» **Stated problem**: Copy out each line exactly as it appears.

» **Data section**:
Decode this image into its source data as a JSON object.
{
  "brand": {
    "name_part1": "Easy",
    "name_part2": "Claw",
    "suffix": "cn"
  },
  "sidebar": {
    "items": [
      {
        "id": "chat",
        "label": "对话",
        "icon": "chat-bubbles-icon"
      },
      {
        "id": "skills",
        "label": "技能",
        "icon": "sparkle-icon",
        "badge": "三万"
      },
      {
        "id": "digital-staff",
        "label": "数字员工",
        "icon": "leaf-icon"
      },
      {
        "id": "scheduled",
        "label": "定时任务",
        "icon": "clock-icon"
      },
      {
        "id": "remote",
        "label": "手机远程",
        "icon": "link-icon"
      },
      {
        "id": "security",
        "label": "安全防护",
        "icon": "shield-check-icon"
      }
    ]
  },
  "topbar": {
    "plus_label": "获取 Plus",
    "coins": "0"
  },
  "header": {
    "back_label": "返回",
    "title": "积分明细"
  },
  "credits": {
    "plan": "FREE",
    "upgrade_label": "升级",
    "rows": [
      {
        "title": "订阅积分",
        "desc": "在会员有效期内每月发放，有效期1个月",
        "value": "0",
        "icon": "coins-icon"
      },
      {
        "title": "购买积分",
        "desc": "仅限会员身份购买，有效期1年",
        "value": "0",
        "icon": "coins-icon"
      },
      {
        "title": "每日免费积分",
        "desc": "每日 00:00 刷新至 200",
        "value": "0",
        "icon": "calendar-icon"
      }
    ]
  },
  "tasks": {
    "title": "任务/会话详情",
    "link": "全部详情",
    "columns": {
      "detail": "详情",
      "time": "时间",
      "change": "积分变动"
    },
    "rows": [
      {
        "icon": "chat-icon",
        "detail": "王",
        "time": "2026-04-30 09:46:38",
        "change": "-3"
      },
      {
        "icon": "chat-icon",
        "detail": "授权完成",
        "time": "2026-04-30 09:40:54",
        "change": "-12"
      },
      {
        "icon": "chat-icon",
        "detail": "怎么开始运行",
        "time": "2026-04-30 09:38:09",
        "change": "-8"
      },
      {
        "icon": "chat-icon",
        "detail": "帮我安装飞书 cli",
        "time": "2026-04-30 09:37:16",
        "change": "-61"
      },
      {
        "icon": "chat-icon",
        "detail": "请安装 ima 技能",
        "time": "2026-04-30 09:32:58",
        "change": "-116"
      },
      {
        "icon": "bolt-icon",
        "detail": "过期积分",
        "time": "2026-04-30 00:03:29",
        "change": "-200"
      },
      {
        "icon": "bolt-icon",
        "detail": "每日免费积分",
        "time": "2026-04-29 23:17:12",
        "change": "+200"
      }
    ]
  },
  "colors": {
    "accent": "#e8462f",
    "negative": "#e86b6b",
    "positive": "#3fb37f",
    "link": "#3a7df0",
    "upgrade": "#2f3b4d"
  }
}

» **Reply**:
Decode this image into its source data as a JSON object.
{
  "brand": {
    "name_part1": "Easy",
    "name_part2": "Claw",
    "suffix": "cn"
  },
  "sidebar": {
    "items": [
      {
        "id": "chat",
        "label": "对话",
        "icon": "chat-bubbles-icon"
      },
      {
        "id": "skills",
        "label": "技能",
        "icon": "sparkle-icon",
        "badge": "三万"
      },
      {
        "id": "digital-staff",
        "label": "数字员工",
        "icon": "leaf-icon"
      },
      {
        "id": "scheduled",
        "label": "定时任务",
        "icon": "clock-icon"
      },
      {
        "id": "remote",
        "label": "手机远程",
        "icon": "link-icon"
      },
      {
        "id": "security",
        "label": "安全防护",
        "icon": "shield-check-icon"
      }
    ]
  },
  "topbar": {
    "plus_label": "获取 Plus",
    "coins": "0"
  },
  "header": {
    "back_label": "返回",
    "title": "积分明细"
  },
  "credits": {
    "plan": "FREE",
    "upgrade_label": "升级",
    "rows": [
      {
        "title": "订阅积分",
        "desc": "在会员有效期内每月发放，有效期1个月",
        "value": "0",
        "icon": "coins-icon"
      },
      {
        "title": "购买积分",
        "desc": "仅限会员身份购买，有效期1年",
        "value": "0",
        "icon": "coins-icon"
      },
      {
        "title": "每日免费积分",
        "desc": "每日 00:00 刷新至 200",
        "value": "0",
        "icon": "calendar-icon"
      }
    ]
  },
  "tasks": {
    "title": "任务/会话详情",
    "link": "全部详情",
    "columns": {
      "detail": "详情",
      "time": "时间",
      "change": "积分变动"
    },
    "rows": [
      {
        "icon": "chat-icon",
        "detail": "王",
        "time": "2026-04-30 09:46:38",
        "change": "-3"
      },
      {
        "icon": "chat-icon",
        "detail": "授权完成",
        "time": "2026-04-30 09:40:54",
        "change": "-12"
      },
      {
        "icon": "chat-icon",
        "detail": "怎么开始运行",
        "time": "2026-04-30 09:38:09",
        "change": "-8"
      },
      {
        "icon": "chat-icon",
        "detail": "帮我安装飞书 cli",
        "time": "2026-04-30 09:37:16",
        "change": "-61"
      },
      {
        "icon": "chat-icon",
        "detail": "请安装 ima 技能",
        "time": "2026-04-30 09:32:58",
        "change": "-116"
      },
      {
        "icon": "bolt-icon",
        "detail": "过期积分",
        "time": "2026-04-30 00:03:29",
        "change": "-200"
      },
      {
        "icon": "bolt-icon",
        "detail": "每日免费积分",
        "time": "2026-04-29 23:17:12",
        "change": "+200"
      }
    ]
  },
  "colors": {
    "accent": "#e8462f",
    "negative": "#e86b6b",
    "positive": "#3fb37f",
    "link": "#3a7df0",
    "upgrade": "#2f3b4d"
  }
}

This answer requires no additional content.